<<<<

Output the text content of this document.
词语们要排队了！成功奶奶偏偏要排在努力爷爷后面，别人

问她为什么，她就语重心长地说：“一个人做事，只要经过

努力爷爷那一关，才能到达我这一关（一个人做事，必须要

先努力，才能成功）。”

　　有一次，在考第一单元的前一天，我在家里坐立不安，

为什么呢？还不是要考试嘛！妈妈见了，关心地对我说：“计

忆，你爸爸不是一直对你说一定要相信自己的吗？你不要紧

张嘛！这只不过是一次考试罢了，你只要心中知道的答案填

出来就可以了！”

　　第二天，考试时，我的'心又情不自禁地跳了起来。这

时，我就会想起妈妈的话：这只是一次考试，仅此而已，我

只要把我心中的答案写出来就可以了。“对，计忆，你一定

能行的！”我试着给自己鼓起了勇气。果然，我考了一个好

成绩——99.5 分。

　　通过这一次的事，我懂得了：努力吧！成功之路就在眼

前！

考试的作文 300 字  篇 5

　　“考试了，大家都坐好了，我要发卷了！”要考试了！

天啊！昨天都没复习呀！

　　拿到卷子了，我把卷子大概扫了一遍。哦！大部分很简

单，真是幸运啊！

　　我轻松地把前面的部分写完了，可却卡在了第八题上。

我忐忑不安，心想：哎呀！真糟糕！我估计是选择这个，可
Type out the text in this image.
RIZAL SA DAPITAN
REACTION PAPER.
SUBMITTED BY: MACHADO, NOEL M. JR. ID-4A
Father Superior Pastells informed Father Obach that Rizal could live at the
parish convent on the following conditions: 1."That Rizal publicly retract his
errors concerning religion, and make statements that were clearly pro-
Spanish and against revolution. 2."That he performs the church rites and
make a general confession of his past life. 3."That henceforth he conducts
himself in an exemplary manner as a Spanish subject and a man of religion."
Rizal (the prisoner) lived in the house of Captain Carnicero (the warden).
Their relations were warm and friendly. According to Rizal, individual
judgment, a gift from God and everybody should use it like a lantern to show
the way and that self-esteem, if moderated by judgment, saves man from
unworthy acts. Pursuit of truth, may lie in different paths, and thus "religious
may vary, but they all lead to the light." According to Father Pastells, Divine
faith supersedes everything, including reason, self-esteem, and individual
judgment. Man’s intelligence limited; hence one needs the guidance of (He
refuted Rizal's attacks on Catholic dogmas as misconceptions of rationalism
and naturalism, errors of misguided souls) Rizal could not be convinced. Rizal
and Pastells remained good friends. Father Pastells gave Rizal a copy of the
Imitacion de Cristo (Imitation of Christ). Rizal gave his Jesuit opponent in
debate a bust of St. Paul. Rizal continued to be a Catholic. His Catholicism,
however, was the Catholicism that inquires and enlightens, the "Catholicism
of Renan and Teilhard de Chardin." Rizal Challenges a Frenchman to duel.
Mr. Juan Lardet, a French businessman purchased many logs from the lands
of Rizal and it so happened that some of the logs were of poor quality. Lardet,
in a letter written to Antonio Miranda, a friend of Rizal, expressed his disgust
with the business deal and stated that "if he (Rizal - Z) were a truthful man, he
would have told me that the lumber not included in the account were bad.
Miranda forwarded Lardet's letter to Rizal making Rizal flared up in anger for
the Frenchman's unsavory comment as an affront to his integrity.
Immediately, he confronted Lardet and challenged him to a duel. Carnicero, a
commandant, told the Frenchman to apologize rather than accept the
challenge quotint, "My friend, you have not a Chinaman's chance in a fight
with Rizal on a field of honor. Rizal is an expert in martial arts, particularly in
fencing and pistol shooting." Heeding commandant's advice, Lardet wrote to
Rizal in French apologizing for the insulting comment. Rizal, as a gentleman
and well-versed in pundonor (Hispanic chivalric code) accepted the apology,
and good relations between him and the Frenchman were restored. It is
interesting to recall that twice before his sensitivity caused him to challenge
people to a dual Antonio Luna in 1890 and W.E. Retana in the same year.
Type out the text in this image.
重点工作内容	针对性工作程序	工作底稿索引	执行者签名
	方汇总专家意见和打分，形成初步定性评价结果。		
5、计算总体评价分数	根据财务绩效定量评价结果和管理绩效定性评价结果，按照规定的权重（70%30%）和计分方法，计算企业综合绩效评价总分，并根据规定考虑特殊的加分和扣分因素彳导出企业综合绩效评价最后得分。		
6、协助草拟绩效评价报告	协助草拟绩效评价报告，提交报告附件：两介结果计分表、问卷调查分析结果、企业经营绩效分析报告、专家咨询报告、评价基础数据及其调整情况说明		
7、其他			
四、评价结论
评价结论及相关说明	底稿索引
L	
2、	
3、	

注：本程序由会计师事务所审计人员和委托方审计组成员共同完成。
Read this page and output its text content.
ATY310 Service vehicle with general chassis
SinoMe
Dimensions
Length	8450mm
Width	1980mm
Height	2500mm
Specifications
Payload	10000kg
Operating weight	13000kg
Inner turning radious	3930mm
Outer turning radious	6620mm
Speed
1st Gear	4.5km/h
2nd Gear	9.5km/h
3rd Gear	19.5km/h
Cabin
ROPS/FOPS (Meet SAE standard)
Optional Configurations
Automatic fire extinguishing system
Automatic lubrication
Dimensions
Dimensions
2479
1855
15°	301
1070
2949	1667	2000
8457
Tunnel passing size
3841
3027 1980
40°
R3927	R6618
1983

>>>>

Exercise objective →
Every line above should be retyped exactly as given.

Correct answer →
Output the text content of this document.
词语们要排队了！成功奶奶偏偏要排在努力爷爷后面，别人

问她为什么，她就语重心长地说：“一个人做事，只要经过

努力爷爷那一关，才能到达我这一关（一个人做事，必须要

先努力，才能成功）。”

　　有一次，在考第一单元的前一天，我在家里坐立不安，

为什么呢？还不是要考试嘛！妈妈见了，关心地对我说：“计

忆，你爸爸不是一直对你说一定要相信自己的吗？你不要紧

张嘛！这只不过是一次考试罢了，你只要心中知道的答案填

出来就可以了！”

　　第二天，考试时，我的'心又情不自禁地跳了起来。这

时，我就会想起妈妈的话：这只是一次考试，仅此而已，我

只要把我心中的答案写出来就可以了。“对，计忆，你一定

能行的！”我试着给自己鼓起了勇气。果然，我考了一个好

成绩——99.5 分。

　　通过这一次的事，我懂得了：努力吧！成功之路就在眼

前！

考试的作文 300 字  篇 5

　　“考试了，大家都坐好了，我要发卷了！”要考试了！

天啊！昨天都没复习呀！

　　拿到卷子了，我把卷子大概扫了一遍。哦！大部分很简

单，真是幸运啊！

　　我轻松地把前面的部分写完了，可却卡在了第八题上。

我忐忑不安，心想：哎呀！真糟糕！我估计是选择这个，可
Type out the text in this image.
RIZAL SA DAPITAN
REACTION PAPER.
SUBMITTED BY: MACHADO, NOEL M. JR. ID-4A
Father Superior Pastells informed Father Obach that Rizal could live at the
parish convent on the following conditions: 1."That Rizal publicly retract his
errors concerning religion, and make statements that were clearly pro-
Spanish and against revolution. 2."That he performs the church rites and
make a general confession of his past life. 3."That henceforth he conducts
himself in an exemplary manner as a Spanish subject and a man of religion."
Rizal (the prisoner) lived in the house of Captain Carnicero (the warden).
Their relations were warm and friendly. According to Rizal, individual
judgment, a gift from God and everybody should use it like a lantern to show
the way and that self-esteem, if moderated by judgment, saves man from
unworthy acts. Pursuit of truth, may lie in different paths, and thus "religious
may vary, but they all lead to the light." According to Father Pastells, Divine
faith supersedes everything, including reason, self-esteem, and individual
judgment. Man’s intelligence limited; hence one needs the guidance of (He
refuted Rizal's attacks on Catholic dogmas as misconceptions of rationalism
and naturalism, errors of misguided souls) Rizal could not be convinced. Rizal
and Pastells remained good friends. Father Pastells gave Rizal a copy of the
Imitacion de Cristo (Imitation of Christ). Rizal gave his Jesuit opponent in
debate a bust of St. Paul. Rizal continued to be a Catholic. His Catholicism,
however, was the Catholicism that inquires and enlightens, the "Catholicism
of Renan and Teilhard de Chardin." Rizal Challenges a Frenchman to duel.
Mr. Juan Lardet, a French businessman purchased many logs from the lands
of Rizal and it so happened that some of the logs were of poor quality. Lardet,
in a letter written to Antonio Miranda, a friend of Rizal, expressed his disgust
with the business deal and stated that "if he (Rizal - Z) were a truthful man, he
would have told me that the lumber not included in the account were bad.
Miranda forwarded Lardet's letter to Rizal making Rizal flared up in anger for
the Frenchman's unsavory comment as an affront to his integrity.
Immediately, he confronted Lardet and challenged him to a duel. Carnicero, a
commandant, told the Frenchman to apologize rather than accept the
challenge quotint, "My friend, you have not a Chinaman's chance in a fight
with Rizal on a field of honor. Rizal is an expert in martial arts, particularly in
fencing and pistol shooting." Heeding commandant's advice, Lardet wrote to
Rizal in French apologizing for the insulting comment. Rizal, as a gentleman
and well-versed in pundonor (Hispanic chivalric code) accepted the apology,
and good relations between him and the Frenchman were restored. It is
interesting to recall that twice before his sensitivity caused him to challenge
people to a dual Antonio Luna in 1890 and W.E. Retana in the same year.
Type out the text in this image.
重点工作内容	针对性工作程序	工作底稿索引	执行者签名
	方汇总专家意见和打分，形成初步定性评价结果。		
5、计算总体评价分数	根据财务绩效定量评价结果和管理绩效定性评价结果，按照规定的权重（70%30%）和计分方法，计算企业综合绩效评价总分，并根据规定考虑特殊的加分和扣分因素彳导出企业综合绩效评价最后得分。		
6、协助草拟绩效评价报告	协助草拟绩效评价报告，提交报告附件：两介结果计分表、问卷调查分析结果、企业经营绩效分析报告、专家咨询报告、评价基础数据及其调整情况说明		
7、其他			
四、评价结论
评价结论及相关说明	底稿索引
L	
2、	
3、	

注：本程序由会计师事务所审计人员和委托方审计组成员共同完成。
Read this page and output its text content.
ATY310 Service vehicle with general chassis
SinoMe
Dimensions
Length	8450mm
Width	1980mm
Height	2500mm
Specifications
Payload	10000kg
Operating weight	13000kg
Inner turning radious	3930mm
Outer turning radious	6620mm
Speed
1st Gear	4.5km/h
2nd Gear	9.5km/h
3rd Gear	19.5km/h
Cabin
ROPS/FOPS (Meet SAE standard)
Optional Configurations
Automatic fire extinguishing system
Automatic lubrication
Dimensions
Dimensions
2479
1855
15°	301
1070
2949	1667	2000
8457
Tunnel passing size
3841
3027 1980
40°
R3927	R6618
1983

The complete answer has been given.